- **Task prompt**: In the following material, identify every line holding the string "text" and return it.

- **Information supplied**:

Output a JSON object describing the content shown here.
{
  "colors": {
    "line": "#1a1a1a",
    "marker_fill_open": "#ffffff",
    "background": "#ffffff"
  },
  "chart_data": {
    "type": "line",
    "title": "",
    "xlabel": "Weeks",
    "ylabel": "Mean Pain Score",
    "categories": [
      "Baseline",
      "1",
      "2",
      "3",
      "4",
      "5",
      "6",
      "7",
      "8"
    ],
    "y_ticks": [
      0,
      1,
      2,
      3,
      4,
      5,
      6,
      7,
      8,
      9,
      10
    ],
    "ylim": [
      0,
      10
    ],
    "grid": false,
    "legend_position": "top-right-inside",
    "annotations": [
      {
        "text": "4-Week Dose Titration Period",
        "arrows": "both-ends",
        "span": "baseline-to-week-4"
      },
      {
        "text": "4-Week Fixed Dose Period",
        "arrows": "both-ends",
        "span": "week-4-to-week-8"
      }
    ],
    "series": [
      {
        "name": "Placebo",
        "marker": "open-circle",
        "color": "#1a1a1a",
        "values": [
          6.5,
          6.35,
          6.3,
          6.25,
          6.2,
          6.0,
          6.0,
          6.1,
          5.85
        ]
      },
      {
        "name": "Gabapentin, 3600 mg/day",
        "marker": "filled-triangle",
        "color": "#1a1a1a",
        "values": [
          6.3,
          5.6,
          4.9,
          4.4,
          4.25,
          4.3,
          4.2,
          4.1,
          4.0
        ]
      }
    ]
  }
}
* * *
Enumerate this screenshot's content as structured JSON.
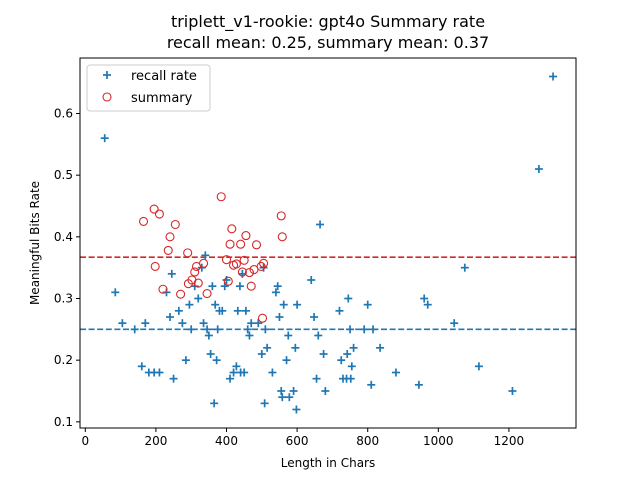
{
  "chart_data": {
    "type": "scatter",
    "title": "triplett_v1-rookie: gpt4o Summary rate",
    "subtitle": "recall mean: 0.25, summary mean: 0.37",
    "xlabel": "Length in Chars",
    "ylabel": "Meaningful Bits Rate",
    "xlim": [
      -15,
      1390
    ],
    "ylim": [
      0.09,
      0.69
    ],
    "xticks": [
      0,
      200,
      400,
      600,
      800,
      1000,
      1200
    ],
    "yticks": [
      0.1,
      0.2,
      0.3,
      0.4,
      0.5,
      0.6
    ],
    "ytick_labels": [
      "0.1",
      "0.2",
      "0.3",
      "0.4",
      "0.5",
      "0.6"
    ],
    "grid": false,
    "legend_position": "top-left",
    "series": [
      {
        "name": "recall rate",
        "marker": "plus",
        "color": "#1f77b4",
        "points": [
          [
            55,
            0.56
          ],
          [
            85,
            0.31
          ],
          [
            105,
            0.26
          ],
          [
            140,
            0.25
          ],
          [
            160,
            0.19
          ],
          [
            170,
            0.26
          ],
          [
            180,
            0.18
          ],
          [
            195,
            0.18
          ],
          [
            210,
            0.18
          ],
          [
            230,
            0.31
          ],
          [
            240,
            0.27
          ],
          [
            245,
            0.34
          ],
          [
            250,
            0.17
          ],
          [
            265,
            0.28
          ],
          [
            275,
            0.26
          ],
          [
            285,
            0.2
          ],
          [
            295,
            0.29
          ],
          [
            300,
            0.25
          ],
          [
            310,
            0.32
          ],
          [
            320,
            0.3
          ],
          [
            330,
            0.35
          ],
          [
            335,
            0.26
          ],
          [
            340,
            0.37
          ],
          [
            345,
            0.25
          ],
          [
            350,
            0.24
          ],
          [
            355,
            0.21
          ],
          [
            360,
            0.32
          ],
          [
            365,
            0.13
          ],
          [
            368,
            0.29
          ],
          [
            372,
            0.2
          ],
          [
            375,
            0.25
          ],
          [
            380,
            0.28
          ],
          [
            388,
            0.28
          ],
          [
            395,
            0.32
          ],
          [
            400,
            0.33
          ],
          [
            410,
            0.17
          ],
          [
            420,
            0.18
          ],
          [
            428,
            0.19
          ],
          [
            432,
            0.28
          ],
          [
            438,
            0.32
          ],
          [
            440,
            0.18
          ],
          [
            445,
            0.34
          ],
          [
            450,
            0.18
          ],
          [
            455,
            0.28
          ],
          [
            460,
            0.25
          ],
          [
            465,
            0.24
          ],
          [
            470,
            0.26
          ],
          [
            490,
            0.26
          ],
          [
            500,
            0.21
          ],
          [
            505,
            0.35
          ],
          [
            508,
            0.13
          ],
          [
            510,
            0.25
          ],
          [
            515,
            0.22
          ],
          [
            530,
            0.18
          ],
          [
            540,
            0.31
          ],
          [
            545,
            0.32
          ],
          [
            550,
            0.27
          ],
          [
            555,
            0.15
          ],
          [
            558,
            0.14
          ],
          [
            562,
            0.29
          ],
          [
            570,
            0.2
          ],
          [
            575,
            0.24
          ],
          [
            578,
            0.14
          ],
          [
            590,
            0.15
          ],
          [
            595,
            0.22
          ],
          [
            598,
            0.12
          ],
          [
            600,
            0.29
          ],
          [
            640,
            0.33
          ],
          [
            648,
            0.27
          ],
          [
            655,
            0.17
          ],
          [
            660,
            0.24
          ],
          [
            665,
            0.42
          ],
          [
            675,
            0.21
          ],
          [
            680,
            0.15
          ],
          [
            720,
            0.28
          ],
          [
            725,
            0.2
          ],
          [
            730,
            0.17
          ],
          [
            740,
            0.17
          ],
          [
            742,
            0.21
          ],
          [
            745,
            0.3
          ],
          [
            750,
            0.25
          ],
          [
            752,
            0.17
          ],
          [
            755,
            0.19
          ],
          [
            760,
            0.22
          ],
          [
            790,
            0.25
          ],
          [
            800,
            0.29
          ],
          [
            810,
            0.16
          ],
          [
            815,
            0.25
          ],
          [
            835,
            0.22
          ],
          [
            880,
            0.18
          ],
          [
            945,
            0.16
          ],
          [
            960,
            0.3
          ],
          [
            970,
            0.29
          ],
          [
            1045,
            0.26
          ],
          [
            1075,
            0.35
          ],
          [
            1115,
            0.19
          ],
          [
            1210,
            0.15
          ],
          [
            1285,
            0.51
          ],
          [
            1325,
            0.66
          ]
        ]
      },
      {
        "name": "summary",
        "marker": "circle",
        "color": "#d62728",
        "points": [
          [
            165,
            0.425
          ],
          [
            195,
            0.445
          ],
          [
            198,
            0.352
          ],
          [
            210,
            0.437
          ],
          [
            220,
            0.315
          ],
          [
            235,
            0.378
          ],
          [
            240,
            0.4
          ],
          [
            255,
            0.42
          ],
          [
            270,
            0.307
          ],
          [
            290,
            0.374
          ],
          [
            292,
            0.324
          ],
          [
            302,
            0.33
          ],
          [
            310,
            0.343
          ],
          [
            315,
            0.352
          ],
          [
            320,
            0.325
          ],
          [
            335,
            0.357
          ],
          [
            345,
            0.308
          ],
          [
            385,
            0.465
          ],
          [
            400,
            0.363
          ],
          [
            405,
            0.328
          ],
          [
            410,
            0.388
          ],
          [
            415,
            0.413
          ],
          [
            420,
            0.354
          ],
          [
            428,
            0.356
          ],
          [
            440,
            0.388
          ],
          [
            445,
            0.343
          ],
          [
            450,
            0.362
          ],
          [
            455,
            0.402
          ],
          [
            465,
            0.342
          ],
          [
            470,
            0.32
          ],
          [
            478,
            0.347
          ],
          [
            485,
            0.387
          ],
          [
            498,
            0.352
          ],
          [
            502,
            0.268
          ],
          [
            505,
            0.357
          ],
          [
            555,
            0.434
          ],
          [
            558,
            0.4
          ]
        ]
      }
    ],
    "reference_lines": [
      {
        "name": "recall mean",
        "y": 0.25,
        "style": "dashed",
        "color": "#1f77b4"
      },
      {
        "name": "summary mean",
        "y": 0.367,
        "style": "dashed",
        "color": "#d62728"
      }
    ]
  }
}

- **Task solution**:
        "text": "4-Week Dose Titration Period",
        "text": "4-Week Fixed Dose Period",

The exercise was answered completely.